Directions for this task>
Transcribe each entry below exactly. Pictures do not go in the copy.

Record excerpts>
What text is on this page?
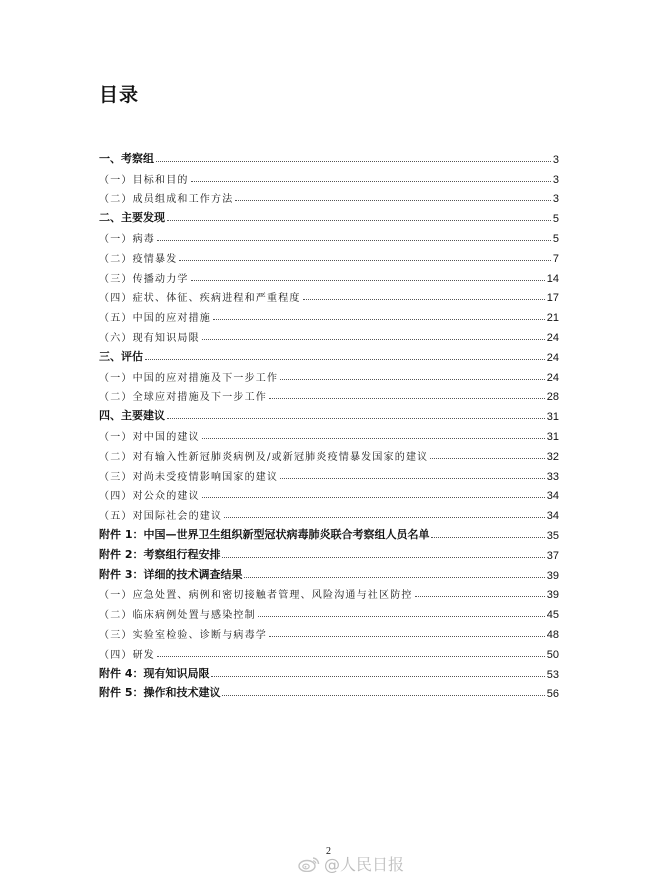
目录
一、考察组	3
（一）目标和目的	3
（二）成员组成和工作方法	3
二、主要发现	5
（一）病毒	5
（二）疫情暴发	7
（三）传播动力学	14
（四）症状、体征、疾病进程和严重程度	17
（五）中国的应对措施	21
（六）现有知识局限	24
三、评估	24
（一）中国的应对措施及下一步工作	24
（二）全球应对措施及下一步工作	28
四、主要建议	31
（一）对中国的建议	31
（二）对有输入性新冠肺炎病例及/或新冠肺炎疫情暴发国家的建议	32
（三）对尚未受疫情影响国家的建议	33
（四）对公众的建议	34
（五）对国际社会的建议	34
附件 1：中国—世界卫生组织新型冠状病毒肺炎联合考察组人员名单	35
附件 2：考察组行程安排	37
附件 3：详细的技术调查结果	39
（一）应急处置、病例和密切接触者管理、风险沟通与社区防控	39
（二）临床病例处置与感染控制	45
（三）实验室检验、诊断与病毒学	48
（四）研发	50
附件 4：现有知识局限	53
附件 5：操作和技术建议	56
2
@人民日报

Output below>
What text is on this page?
目录
一、考察组	3
（一）目标和目的	3
（二）成员组成和工作方法	3
二、主要发现	5
（一）病毒	5
（二）疫情暴发	7
（三）传播动力学	14
（四）症状、体征、疾病进程和严重程度	17
（五）中国的应对措施	21
（六）现有知识局限	24
三、评估	24
（一）中国的应对措施及下一步工作	24
（二）全球应对措施及下一步工作	28
四、主要建议	31
（一）对中国的建议	31
（二）对有输入性新冠肺炎病例及/或新冠肺炎疫情暴发国家的建议	32
（三）对尚未受疫情影响国家的建议	33
（四）对公众的建议	34
（五）对国际社会的建议	34
附件 1：中国—世界卫生组织新型冠状病毒肺炎联合考察组人员名单	35
附件 2：考察组行程安排	37
附件 3：详细的技术调查结果	39
（一）应急处置、病例和密切接触者管理、风险沟通与社区防控	39
（二）临床病例处置与感染控制	45
（三）实验室检验、诊断与病毒学	48
（四）研发	50
附件 4：现有知识局限	53
附件 5：操作和技术建议	56
2
@人民日报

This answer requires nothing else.